● Recorded data
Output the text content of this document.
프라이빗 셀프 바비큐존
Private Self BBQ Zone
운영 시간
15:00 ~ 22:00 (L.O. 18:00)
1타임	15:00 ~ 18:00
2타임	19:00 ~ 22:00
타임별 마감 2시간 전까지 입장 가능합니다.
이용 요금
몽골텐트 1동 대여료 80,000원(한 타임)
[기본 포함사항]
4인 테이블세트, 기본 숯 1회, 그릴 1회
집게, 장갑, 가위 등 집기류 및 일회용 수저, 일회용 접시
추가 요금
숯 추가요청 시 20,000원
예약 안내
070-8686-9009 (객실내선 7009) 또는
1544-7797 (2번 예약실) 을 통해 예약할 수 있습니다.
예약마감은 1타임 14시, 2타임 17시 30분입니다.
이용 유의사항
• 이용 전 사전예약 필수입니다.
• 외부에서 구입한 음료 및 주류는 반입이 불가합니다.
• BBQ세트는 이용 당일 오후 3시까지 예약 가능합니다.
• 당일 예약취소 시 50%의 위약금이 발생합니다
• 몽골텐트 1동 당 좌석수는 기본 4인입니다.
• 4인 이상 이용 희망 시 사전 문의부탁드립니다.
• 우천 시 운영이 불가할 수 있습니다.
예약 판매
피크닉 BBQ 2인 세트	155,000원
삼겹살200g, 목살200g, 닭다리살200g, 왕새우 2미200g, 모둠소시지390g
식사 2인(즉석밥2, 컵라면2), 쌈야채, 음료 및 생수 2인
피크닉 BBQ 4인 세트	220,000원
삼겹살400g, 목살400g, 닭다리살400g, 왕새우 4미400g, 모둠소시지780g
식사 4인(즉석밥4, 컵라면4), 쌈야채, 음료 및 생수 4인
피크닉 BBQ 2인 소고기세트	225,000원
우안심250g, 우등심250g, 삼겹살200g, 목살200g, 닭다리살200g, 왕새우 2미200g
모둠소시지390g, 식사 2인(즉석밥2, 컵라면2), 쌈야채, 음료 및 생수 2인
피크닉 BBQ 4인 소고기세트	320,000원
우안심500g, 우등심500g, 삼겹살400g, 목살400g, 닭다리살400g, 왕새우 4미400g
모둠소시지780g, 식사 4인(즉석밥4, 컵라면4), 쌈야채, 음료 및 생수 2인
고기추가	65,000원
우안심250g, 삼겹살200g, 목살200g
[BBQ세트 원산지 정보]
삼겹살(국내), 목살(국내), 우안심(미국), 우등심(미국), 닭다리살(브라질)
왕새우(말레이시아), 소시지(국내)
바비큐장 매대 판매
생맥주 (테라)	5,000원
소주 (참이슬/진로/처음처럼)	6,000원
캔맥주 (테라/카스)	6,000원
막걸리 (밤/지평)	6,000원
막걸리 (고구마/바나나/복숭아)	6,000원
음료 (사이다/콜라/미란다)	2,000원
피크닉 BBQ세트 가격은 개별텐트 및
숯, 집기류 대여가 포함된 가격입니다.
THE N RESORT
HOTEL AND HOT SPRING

...

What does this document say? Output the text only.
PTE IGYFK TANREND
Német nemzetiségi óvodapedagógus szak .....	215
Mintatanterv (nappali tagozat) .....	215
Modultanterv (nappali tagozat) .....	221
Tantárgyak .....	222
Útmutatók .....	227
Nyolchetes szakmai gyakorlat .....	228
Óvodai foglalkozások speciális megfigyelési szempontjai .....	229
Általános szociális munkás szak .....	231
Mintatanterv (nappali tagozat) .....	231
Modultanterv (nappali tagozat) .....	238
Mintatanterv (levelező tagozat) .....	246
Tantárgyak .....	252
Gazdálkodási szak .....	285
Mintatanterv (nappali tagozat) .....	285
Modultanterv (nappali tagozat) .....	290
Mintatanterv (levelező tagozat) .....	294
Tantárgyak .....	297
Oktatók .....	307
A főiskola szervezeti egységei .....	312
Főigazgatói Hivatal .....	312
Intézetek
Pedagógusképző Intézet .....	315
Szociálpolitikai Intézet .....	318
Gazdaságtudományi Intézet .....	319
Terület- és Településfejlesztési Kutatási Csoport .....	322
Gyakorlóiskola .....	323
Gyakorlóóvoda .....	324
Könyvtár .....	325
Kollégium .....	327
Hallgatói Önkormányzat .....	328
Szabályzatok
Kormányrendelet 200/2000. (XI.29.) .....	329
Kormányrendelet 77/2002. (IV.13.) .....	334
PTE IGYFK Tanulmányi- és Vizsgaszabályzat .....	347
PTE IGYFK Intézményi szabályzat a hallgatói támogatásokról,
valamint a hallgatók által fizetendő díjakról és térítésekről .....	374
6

● Written problem
Find all the lines containing "Modultanterv" in the material, then copy them.

● Task output
Modultanterv (nappali tagozat) .....	221
Modultanterv (nappali tagozat) .....	238
Modultanterv (nappali tagozat) .....	290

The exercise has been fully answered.